Exercise brief: Extract each line of the data below exactly as written.

** start **

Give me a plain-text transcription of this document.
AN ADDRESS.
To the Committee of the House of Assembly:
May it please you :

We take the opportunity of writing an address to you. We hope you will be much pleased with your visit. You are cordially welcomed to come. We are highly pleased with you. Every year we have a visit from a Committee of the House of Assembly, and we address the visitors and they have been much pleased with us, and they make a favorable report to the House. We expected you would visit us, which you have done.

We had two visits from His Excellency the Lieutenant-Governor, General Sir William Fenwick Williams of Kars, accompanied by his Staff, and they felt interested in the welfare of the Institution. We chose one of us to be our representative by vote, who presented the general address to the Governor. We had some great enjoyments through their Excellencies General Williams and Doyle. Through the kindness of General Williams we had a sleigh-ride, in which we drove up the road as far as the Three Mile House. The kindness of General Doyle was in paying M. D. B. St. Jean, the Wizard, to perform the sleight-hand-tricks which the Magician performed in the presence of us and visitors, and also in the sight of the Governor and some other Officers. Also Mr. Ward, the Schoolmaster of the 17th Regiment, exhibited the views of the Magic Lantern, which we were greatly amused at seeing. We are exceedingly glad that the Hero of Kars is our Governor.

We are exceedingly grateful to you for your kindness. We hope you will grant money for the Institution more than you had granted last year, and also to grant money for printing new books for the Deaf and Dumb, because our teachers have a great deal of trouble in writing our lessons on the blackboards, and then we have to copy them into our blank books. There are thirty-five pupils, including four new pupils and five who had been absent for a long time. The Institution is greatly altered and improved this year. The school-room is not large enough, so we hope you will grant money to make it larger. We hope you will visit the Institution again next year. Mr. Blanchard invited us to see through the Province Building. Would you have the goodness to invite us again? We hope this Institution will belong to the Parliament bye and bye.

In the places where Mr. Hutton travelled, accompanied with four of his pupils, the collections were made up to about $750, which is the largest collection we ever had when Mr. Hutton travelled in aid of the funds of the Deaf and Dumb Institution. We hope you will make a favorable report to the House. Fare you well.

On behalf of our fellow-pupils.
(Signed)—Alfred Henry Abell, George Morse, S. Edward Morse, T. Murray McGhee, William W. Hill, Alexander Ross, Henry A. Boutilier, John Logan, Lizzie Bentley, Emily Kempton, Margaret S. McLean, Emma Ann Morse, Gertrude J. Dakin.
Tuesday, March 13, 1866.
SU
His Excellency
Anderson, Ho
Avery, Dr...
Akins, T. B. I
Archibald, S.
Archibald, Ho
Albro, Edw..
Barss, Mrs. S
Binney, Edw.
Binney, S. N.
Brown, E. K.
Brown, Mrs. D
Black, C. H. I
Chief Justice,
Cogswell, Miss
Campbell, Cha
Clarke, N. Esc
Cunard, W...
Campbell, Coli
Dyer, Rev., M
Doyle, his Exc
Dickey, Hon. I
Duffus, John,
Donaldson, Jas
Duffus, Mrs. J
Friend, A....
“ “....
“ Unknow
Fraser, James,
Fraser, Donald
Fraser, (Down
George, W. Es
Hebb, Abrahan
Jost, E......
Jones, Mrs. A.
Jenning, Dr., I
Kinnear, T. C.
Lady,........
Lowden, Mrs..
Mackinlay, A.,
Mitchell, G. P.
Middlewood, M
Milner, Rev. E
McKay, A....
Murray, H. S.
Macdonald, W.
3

** end **

Task answer:
Give me a plain-text transcription of this document.
AN ADDRESS.
To the Committee of the House of Assembly:
May it please you :

We take the opportunity of writing an address to you. We hope you will be much pleased with your visit. You are cordially welcomed to come. We are highly pleased with you. Every year we have a visit from a Committee of the House of Assembly, and we address the visitors and they have been much pleased with us, and they make a favorable report to the House. We expected you would visit us, which you have done.

We had two visits from His Excellency the Lieutenant-Governor, General Sir William Fenwick Williams of Kars, accompanied by his Staff, and they felt interested in the welfare of the Institution. We chose one of us to be our representative by vote, who presented the general address to the Governor. We had some great enjoyments through their Excellencies General Williams and Doyle. Through the kindness of General Williams we had a sleigh-ride, in which we drove up the road as far as the Three Mile House. The kindness of General Doyle was in paying M. D. B. St. Jean, the Wizard, to perform the sleight-hand-tricks which the Magician performed in the presence of us and visitors, and also in the sight of the Governor and some other Officers. Also Mr. Ward, the Schoolmaster of the 17th Regiment, exhibited the views of the Magic Lantern, which we were greatly amused at seeing. We are exceedingly glad that the Hero of Kars is our Governor.

We are exceedingly grateful to you for your kindness. We hope you will grant money for the Institution more than you had granted last year, and also to grant money for printing new books for the Deaf and Dumb, because our teachers have a great deal of trouble in writing our lessons on the blackboards, and then we have to copy them into our blank books. There are thirty-five pupils, including four new pupils and five who had been absent for a long time. The Institution is greatly altered and improved this year. The school-room is not large enough, so we hope you will grant money to make it larger. We hope you will visit the Institution again next year. Mr. Blanchard invited us to see through the Province Building. Would you have the goodness to invite us again? We hope this Institution will belong to the Parliament bye and bye.

In the places where Mr. Hutton travelled, accompanied with four of his pupils, the collections were made up to about $750, which is the largest collection we ever had when Mr. Hutton travelled in aid of the funds of the Deaf and Dumb Institution. We hope you will make a favorable report to the House. Fare you well.

On behalf of our fellow-pupils.
(Signed)—Alfred Henry Abell, George Morse, S. Edward Morse, T. Murray McGhee, William W. Hill, Alexander Ross, Henry A. Boutilier, John Logan, Lizzie Bentley, Emily Kempton, Margaret S. McLean, Emma Ann Morse, Gertrude J. Dakin.
Tuesday, March 13, 1866.
SU
His Excellency
Anderson, Ho
Avery, Dr...
Akins, T. B. I
Archibald, S.
Archibald, Ho
Albro, Edw..
Barss, Mrs. S
Binney, Edw.
Binney, S. N.
Brown, E. K.
Brown, Mrs. D
Black, C. H. I
Chief Justice,
Cogswell, Miss
Campbell, Cha
Clarke, N. Esc
Cunard, W...
Campbell, Coli
Dyer, Rev., M
Doyle, his Exc
Dickey, Hon. I
Duffus, John,
Donaldson, Jas
Duffus, Mrs. J
Friend, A....
“ “....
“ Unknow
Fraser, James,
Fraser, Donald
Fraser, (Down
George, W. Es
Hebb, Abrahan
Jost, E......
Jones, Mrs. A.
Jenning, Dr., I
Kinnear, T. C.
Lady,........
Lowden, Mrs..
Mackinlay, A.,
Mitchell, G. P.
Middlewood, M
Milner, Rev. E
McKay, A....
Murray, H. S.
Macdonald, W.
3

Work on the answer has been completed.